Problem requirements -
Output the material beneath this task exactly, images excluded.

Rows -

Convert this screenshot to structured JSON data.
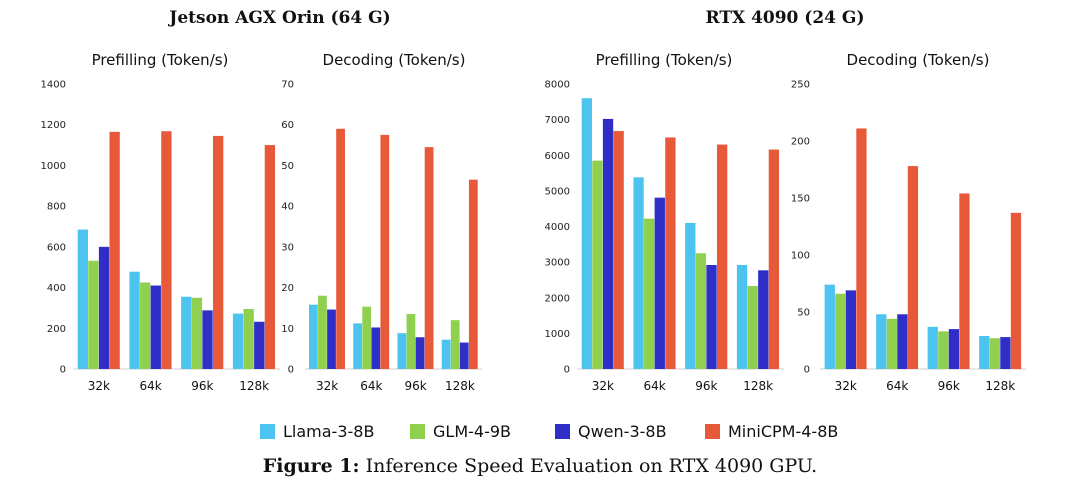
{
  "groups": [
    {
      "title": "Jetson AGX Orin (64 G)"
    },
    {
      "title": "RTX 4090 (24 G)"
    }
  ],
  "series_colors": [
    "#4DC3F0",
    "#8FD14F",
    "#2F2FC8",
    "#E8593A"
  ],
  "legend": [
    "Llama-3-8B",
    "GLM-4-9B",
    "Qwen-3-8B",
    "MiniCPM-4-8B"
  ],
  "caption": {
    "label": "Figure 1:",
    "text": " Inference Speed Evaluation on RTX 4090 GPU."
  },
  "chart_data": [
    {
      "type": "bar",
      "title": "Prefilling (Token/s)",
      "categories": [
        "32k",
        "64k",
        "96k",
        "128k"
      ],
      "ylim": [
        0,
        1400
      ],
      "yticks": [
        0,
        200,
        400,
        600,
        800,
        1000,
        1200,
        1400
      ],
      "legend": "bottom",
      "series": [
        {
          "name": "Llama-3-8B",
          "values": [
            685,
            478,
            355,
            272
          ]
        },
        {
          "name": "GLM-4-9B",
          "values": [
            532,
            425,
            350,
            295
          ]
        },
        {
          "name": "Qwen-3-8B",
          "values": [
            600,
            410,
            288,
            232
          ]
        },
        {
          "name": "MiniCPM-4-8B",
          "values": [
            1165,
            1168,
            1145,
            1100
          ]
        }
      ]
    },
    {
      "type": "bar",
      "title": "Decoding (Token/s)",
      "categories": [
        "32k",
        "64k",
        "96k",
        "128k"
      ],
      "ylim": [
        0,
        70
      ],
      "yticks": [
        0,
        10,
        20,
        30,
        40,
        50,
        60,
        70
      ],
      "legend": "bottom",
      "series": [
        {
          "name": "Llama-3-8B",
          "values": [
            15.8,
            11.2,
            8.8,
            7.2
          ]
        },
        {
          "name": "GLM-4-9B",
          "values": [
            18.0,
            15.3,
            13.5,
            12.0
          ]
        },
        {
          "name": "Qwen-3-8B",
          "values": [
            14.6,
            10.2,
            7.8,
            6.5
          ]
        },
        {
          "name": "MiniCPM-4-8B",
          "values": [
            59.0,
            57.5,
            54.5,
            46.5
          ]
        }
      ]
    },
    {
      "type": "bar",
      "title": "Prefilling (Token/s)",
      "categories": [
        "32k",
        "64k",
        "96k",
        "128k"
      ],
      "ylim": [
        0,
        8000
      ],
      "yticks": [
        0,
        1000,
        2000,
        3000,
        4000,
        5000,
        6000,
        7000,
        8000
      ],
      "legend": "bottom",
      "series": [
        {
          "name": "Llama-3-8B",
          "values": [
            7600,
            5380,
            4100,
            2920
          ]
        },
        {
          "name": "GLM-4-9B",
          "values": [
            5850,
            4220,
            3250,
            2330
          ]
        },
        {
          "name": "Qwen-3-8B",
          "values": [
            7020,
            4810,
            2920,
            2770
          ]
        },
        {
          "name": "MiniCPM-4-8B",
          "values": [
            6680,
            6500,
            6300,
            6160
          ]
        }
      ]
    },
    {
      "type": "bar",
      "title": "Decoding (Token/s)",
      "categories": [
        "32k",
        "64k",
        "96k",
        "128k"
      ],
      "ylim": [
        0,
        250
      ],
      "yticks": [
        0,
        50,
        100,
        150,
        200,
        250
      ],
      "legend": "bottom",
      "series": [
        {
          "name": "Llama-3-8B",
          "values": [
            74,
            48,
            37,
            29
          ]
        },
        {
          "name": "GLM-4-9B",
          "values": [
            66,
            44,
            33,
            27
          ]
        },
        {
          "name": "Qwen-3-8B",
          "values": [
            69,
            48,
            35,
            28
          ]
        },
        {
          "name": "MiniCPM-4-8B",
          "values": [
            211,
            178,
            154,
            137
          ]
        }
      ]
    }
  ]
}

Finished exercise -
Convert this screenshot to structured JSON data.
{
  "groups": [
    {
      "title": "Jetson AGX Orin (64 G)"
    },
    {
      "title": "RTX 4090 (24 G)"
    }
  ],
  "series_colors": [
    "#4DC3F0",
    "#8FD14F",
    "#2F2FC8",
    "#E8593A"
  ],
  "legend": [
    "Llama-3-8B",
    "GLM-4-9B",
    "Qwen-3-8B",
    "MiniCPM-4-8B"
  ],
  "caption": {
    "label": "Figure 1:",
    "text": " Inference Speed Evaluation on RTX 4090 GPU."
  },
  "chart_data": [
    {
      "type": "bar",
      "title": "Prefilling (Token/s)",
      "categories": [
        "32k",
        "64k",
        "96k",
        "128k"
      ],
      "ylim": [
        0,
        1400
      ],
      "yticks": [
        0,
        200,
        400,
        600,
        800,
        1000,
        1200,
        1400
      ],
      "legend": "bottom",
      "series": [
        {
          "name": "Llama-3-8B",
          "values": [
            685,
            478,
            355,
            272
          ]
        },
        {
          "name": "GLM-4-9B",
          "values": [
            532,
            425,
            350,
            295
          ]
        },
        {
          "name": "Qwen-3-8B",
          "values": [
            600,
            410,
            288,
            232
          ]
        },
        {
          "name": "MiniCPM-4-8B",
          "values": [
            1165,
            1168,
            1145,
            1100
          ]
        }
      ]
    },
    {
      "type": "bar",
      "title": "Decoding (Token/s)",
      "categories": [
        "32k",
        "64k",
        "96k",
        "128k"
      ],
      "ylim": [
        0,
        70
      ],
      "yticks": [
        0,
        10,
        20,
        30,
        40,
        50,
        60,
        70
      ],
      "legend": "bottom",
      "series": [
        {
          "name": "Llama-3-8B",
          "values": [
            15.8,
            11.2,
            8.8,
            7.2
          ]
        },
        {
          "name": "GLM-4-9B",
          "values": [
            18.0,
            15.3,
            13.5,
            12.0
          ]
        },
        {
          "name": "Qwen-3-8B",
          "values": [
            14.6,
            10.2,
            7.8,
            6.5
          ]
        },
        {
          "name": "MiniCPM-4-8B",
          "values": [
            59.0,
            57.5,
            54.5,
            46.5
          ]
        }
      ]
    },
    {
      "type": "bar",
      "title": "Prefilling (Token/s)",
      "categories": [
        "32k",
        "64k",
        "96k",
        "128k"
      ],
      "ylim": [
        0,
        8000
      ],
      "yticks": [
        0,
        1000,
        2000,
        3000,
        4000,
        5000,
        6000,
        7000,
        8000
      ],
      "legend": "bottom",
      "series": [
        {
          "name": "Llama-3-8B",
          "values": [
            7600,
            5380,
            4100,
            2920
          ]
        },
        {
          "name": "GLM-4-9B",
          "values": [
            5850,
            4220,
            3250,
            2330
          ]
        },
        {
          "name": "Qwen-3-8B",
          "values": [
            7020,
            4810,
            2920,
            2770
          ]
        },
        {
          "name": "MiniCPM-4-8B",
          "values": [
            6680,
            6500,
            6300,
            6160
          ]
        }
      ]
    },
    {
      "type": "bar",
      "title": "Decoding (Token/s)",
      "categories": [
        "32k",
        "64k",
        "96k",
        "128k"
      ],
      "ylim": [
        0,
        250
      ],
      "yticks": [
        0,
        50,
        100,
        150,
        200,
        250
      ],
      "legend": "bottom",
      "series": [
        {
          "name": "Llama-3-8B",
          "values": [
            74,
            48,
            37,
            29
          ]
        },
        {
          "name": "GLM-4-9B",
          "values": [
            66,
            44,
            33,
            27
          ]
        },
        {
          "name": "Qwen-3-8B",
          "values": [
            69,
            48,
            35,
            28
          ]
        },
        {
          "name": "MiniCPM-4-8B",
          "values": [
            211,
            178,
            154,
            137
          ]
        }
      ]
    }
  ]
}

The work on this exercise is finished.